* Dataset records *
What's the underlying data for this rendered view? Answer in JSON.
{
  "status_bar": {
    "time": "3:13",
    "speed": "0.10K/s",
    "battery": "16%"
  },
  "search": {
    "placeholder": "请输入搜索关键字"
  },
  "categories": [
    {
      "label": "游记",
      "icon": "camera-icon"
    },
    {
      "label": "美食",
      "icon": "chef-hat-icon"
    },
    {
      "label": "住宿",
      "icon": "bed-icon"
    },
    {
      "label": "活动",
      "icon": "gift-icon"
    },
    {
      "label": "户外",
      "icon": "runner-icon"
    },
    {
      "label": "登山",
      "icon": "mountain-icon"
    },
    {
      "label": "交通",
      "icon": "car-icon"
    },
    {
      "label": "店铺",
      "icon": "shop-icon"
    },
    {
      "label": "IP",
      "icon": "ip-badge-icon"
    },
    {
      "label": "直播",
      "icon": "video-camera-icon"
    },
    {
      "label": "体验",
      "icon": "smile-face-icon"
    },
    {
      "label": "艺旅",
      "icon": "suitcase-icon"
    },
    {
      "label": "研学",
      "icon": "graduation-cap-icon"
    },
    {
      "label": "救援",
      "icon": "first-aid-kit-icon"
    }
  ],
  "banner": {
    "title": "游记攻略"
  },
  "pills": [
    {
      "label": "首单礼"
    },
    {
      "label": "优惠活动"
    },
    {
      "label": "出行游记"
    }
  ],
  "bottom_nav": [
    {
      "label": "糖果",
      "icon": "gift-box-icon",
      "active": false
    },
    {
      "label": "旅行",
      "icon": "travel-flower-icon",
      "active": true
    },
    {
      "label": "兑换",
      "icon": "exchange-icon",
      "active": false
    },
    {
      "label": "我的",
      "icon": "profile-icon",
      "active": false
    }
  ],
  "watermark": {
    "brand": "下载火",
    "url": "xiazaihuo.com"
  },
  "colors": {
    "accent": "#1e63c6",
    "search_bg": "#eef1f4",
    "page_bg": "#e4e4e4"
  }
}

* To be done *
Reproduce the listing in full. Keep it exactly as written.

* Reply to the exercise *
What's the underlying data for this rendered view? Answer in JSON.
{
  "status_bar": {
    "time": "3:13",
    "speed": "0.10K/s",
    "battery": "16%"
  },
  "search": {
    "placeholder": "请输入搜索关键字"
  },
  "categories": [
    {
      "label": "游记",
      "icon": "camera-icon"
    },
    {
      "label": "美食",
      "icon": "chef-hat-icon"
    },
    {
      "label": "住宿",
      "icon": "bed-icon"
    },
    {
      "label": "活动",
      "icon": "gift-icon"
    },
    {
      "label": "户外",
      "icon": "runner-icon"
    },
    {
      "label": "登山",
      "icon": "mountain-icon"
    },
    {
      "label": "交通",
      "icon": "car-icon"
    },
    {
      "label": "店铺",
      "icon": "shop-icon"
    },
    {
      "label": "IP",
      "icon": "ip-badge-icon"
    },
    {
      "label": "直播",
      "icon": "video-camera-icon"
    },
    {
      "label": "体验",
      "icon": "smile-face-icon"
    },
    {
      "label": "艺旅",
      "icon": "suitcase-icon"
    },
    {
      "label": "研学",
      "icon": "graduation-cap-icon"
    },
    {
      "label": "救援",
      "icon": "first-aid-kit-icon"
    }
  ],
  "banner": {
    "title": "游记攻略"
  },
  "pills": [
    {
      "label": "首单礼"
    },
    {
      "label": "优惠活动"
    },
    {
      "label": "出行游记"
    }
  ],
  "bottom_nav": [
    {
      "label": "糖果",
      "icon": "gift-box-icon",
      "active": false
    },
    {
      "label": "旅行",
      "icon": "travel-flower-icon",
      "active": true
    },
    {
      "label": "兑换",
      "icon": "exchange-icon",
      "active": false
    },
    {
      "label": "我的",
      "icon": "profile-icon",
      "active": false
    }
  ],
  "watermark": {
    "brand": "下载火",
    "url": "xiazaihuo.com"
  },
  "colors": {
    "accent": "#1e63c6",
    "search_bg": "#eef1f4",
    "page_bg": "#e4e4e4"
  }
}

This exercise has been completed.